** start Exercise materials **

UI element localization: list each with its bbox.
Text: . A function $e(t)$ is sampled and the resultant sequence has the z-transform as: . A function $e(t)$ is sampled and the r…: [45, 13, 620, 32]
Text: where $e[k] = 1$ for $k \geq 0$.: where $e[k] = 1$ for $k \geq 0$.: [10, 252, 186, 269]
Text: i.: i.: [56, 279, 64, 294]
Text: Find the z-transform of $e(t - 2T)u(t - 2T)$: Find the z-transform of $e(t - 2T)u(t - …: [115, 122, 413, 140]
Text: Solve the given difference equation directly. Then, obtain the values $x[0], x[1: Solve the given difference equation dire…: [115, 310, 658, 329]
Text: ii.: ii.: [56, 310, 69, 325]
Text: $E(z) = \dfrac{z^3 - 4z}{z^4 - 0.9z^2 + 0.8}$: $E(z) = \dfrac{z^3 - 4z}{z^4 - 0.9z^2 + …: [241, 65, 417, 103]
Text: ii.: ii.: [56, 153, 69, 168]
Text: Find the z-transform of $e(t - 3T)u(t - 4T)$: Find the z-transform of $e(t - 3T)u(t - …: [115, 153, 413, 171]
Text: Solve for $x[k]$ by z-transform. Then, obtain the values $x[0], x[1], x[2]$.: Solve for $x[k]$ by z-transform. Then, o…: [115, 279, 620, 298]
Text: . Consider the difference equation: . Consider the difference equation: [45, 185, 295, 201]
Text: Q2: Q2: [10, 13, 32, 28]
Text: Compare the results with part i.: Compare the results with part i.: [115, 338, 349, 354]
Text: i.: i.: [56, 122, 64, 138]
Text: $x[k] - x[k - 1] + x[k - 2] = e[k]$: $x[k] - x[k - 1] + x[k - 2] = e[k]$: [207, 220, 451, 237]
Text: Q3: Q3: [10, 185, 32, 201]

** end Exercise materials **

Exercise task.
In the listing above, swap every "difference equation" for "recurrence relation" and leave everything else unchanged.

Worked answer.
UI element localization: list each with its bbox.
Text: . A function $e(t)$ is sampled and the resultant sequence has the z-transform as: . A function $e(t)$ is sampled and the r…: [45, 13, 620, 32]
Text: where $e[k] = 1$ for $k \geq 0$.: where $e[k] = 1$ for $k \geq 0$.: [10, 252, 186, 269]
Text: i.: i.: [56, 279, 64, 294]
Text: Find the z-transform of $e(t - 2T)u(t - 2T)$: Find the z-transform of $e(t - 2T)u(t - …: [115, 122, 413, 140]
Text: Solve the given recurrence relation directly. Then, obtain the values $x[0], x[1: Solve the given recurrence relation dire…: [115, 310, 658, 329]
Text: ii.: ii.: [56, 310, 69, 325]
Text: $E(z) = \dfrac{z^3 - 4z}{z^4 - 0.9z^2 + 0.8}$: $E(z) = \dfrac{z^3 - 4z}{z^4 - 0.9z^2 + …: [241, 65, 417, 103]
Text: ii.: ii.: [56, 153, 69, 168]
Text: Find the z-transform of $e(t - 3T)u(t - 4T)$: Find the z-transform of $e(t - 3T)u(t - …: [115, 153, 413, 171]
Text: Solve for $x[k]$ by z-transform. Then, obtain the values $x[0], x[1], x[2]$.: Solve for $x[k]$ by z-transform. Then, o…: [115, 279, 620, 298]
Text: . Consider the recurrence relation: . Consider the recurrence relation: [45, 185, 295, 201]
Text: Q2: Q2: [10, 13, 32, 28]
Text: Compare the results with part i.: Compare the results with part i.: [115, 338, 349, 354]
Text: i.: i.: [56, 122, 64, 138]
Text: $x[k] - x[k - 1] + x[k - 2] = e[k]$: $x[k] - x[k - 1] + x[k - 2] = e[k]$: [207, 220, 451, 237]
Text: Q3: Q3: [10, 185, 32, 201]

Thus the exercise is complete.